---------- Material supplied

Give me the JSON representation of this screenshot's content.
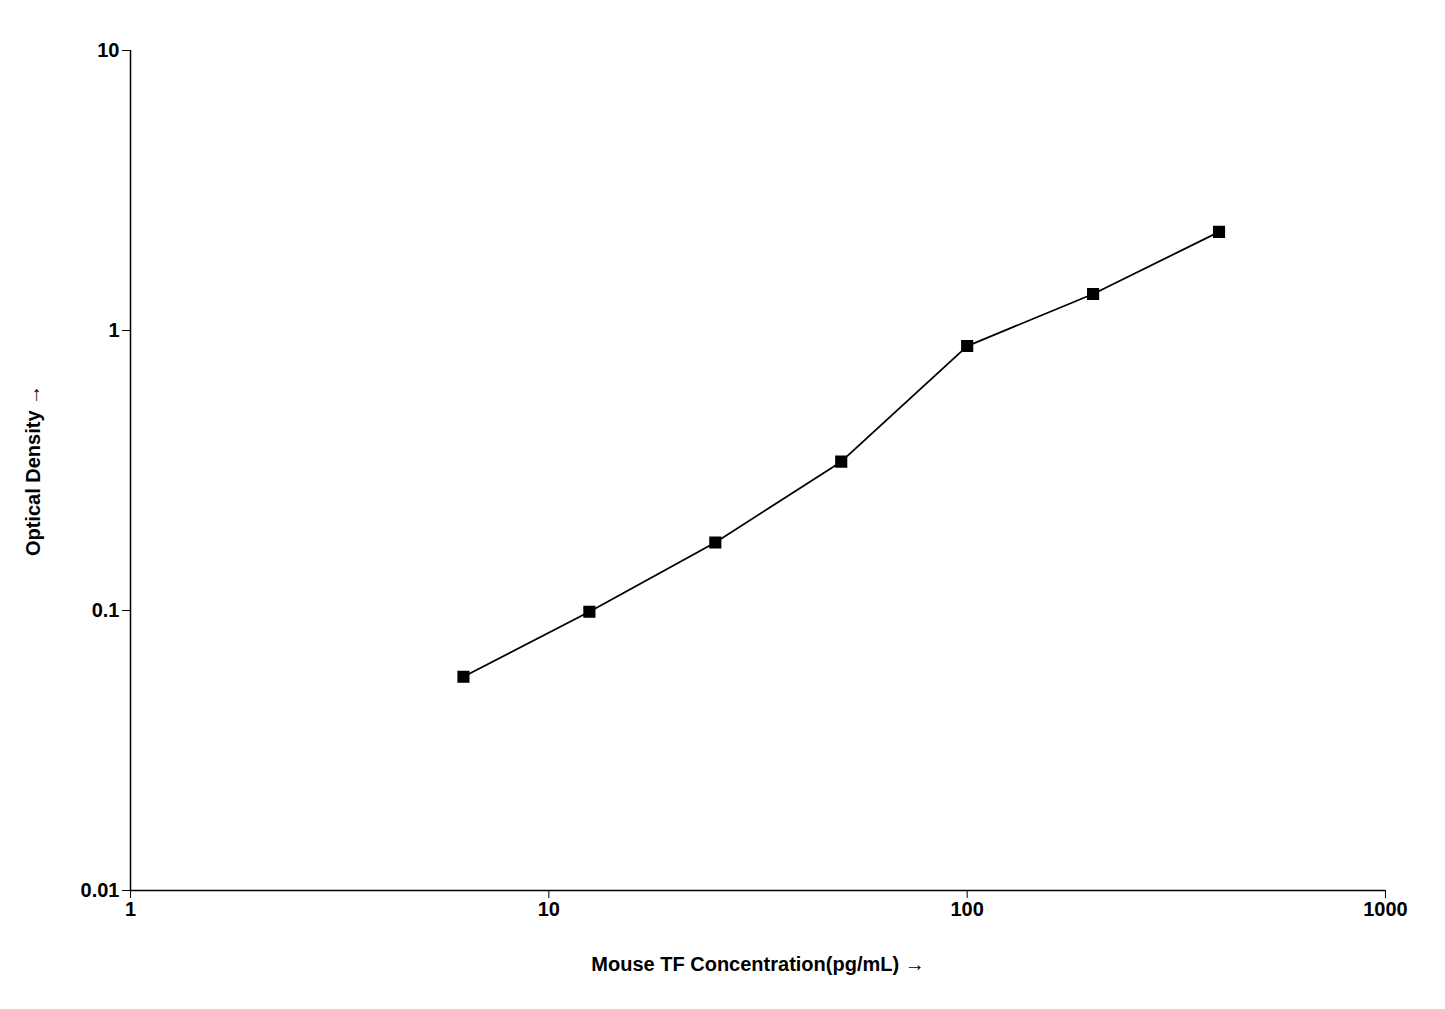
{
  "chart_data": {
    "type": "line",
    "x": [
      6.25,
      12.5,
      25,
      50,
      100,
      200,
      400
    ],
    "values": [
      0.058,
      0.099,
      0.175,
      0.34,
      0.88,
      1.35,
      2.25
    ],
    "xlabel": "Mouse TF Concentration(pg/mL)",
    "ylabel": "Optical Density",
    "xlim": [
      1,
      1000
    ],
    "ylim": [
      0.01,
      10
    ],
    "xticks": [
      1,
      10,
      100,
      1000
    ],
    "yticks": [
      0.01,
      0.1,
      1,
      10
    ],
    "log": true,
    "grid": false,
    "color": "#000000",
    "marker": "square"
  }
}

--------------------

Exercise:
Retype all of the entries exactly as written, leaving out any images.

Task answer:
Give me the JSON representation of this screenshot's content.
{
  "chart_data": {
    "type": "line",
    "x": [
      6.25,
      12.5,
      25,
      50,
      100,
      200,
      400
    ],
    "values": [
      0.058,
      0.099,
      0.175,
      0.34,
      0.88,
      1.35,
      2.25
    ],
    "xlabel": "Mouse TF Concentration(pg/mL)",
    "ylabel": "Optical Density",
    "xlim": [
      1,
      1000
    ],
    "ylim": [
      0.01,
      10
    ],
    "xticks": [
      1,
      10,
      100,
      1000
    ],
    "yticks": [
      0.01,
      0.1,
      1,
      10
    ],
    "log": true,
    "grid": false,
    "color": "#000000",
    "marker": "square"
  }
}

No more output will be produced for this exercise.